- _Written request_: Drop the pictures from the entries below, then reproduce the rest exactly.

- _Input records_:
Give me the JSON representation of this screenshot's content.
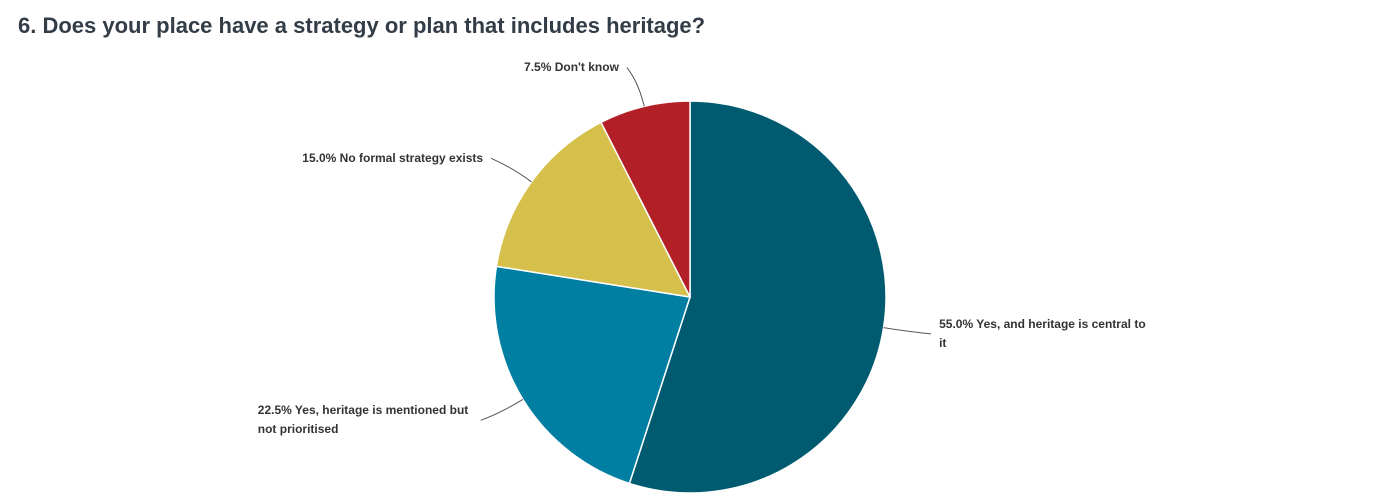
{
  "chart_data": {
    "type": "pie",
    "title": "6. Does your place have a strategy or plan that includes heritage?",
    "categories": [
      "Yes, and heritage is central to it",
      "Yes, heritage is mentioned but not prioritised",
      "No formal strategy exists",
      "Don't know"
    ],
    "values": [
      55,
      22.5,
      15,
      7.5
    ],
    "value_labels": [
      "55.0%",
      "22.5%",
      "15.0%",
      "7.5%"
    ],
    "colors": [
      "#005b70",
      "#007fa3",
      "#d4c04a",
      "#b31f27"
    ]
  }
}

- _Expected output_:
Give me the JSON representation of this screenshot's content.
{
  "chart_data": {
    "type": "pie",
    "title": "6. Does your place have a strategy or plan that includes heritage?",
    "categories": [
      "Yes, and heritage is central to it",
      "Yes, heritage is mentioned but not prioritised",
      "No formal strategy exists",
      "Don't know"
    ],
    "values": [
      55,
      22.5,
      15,
      7.5
    ],
    "value_labels": [
      "55.0%",
      "22.5%",
      "15.0%",
      "7.5%"
    ],
    "colors": [
      "#005b70",
      "#007fa3",
      "#d4c04a",
      "#b31f27"
    ]
  }
}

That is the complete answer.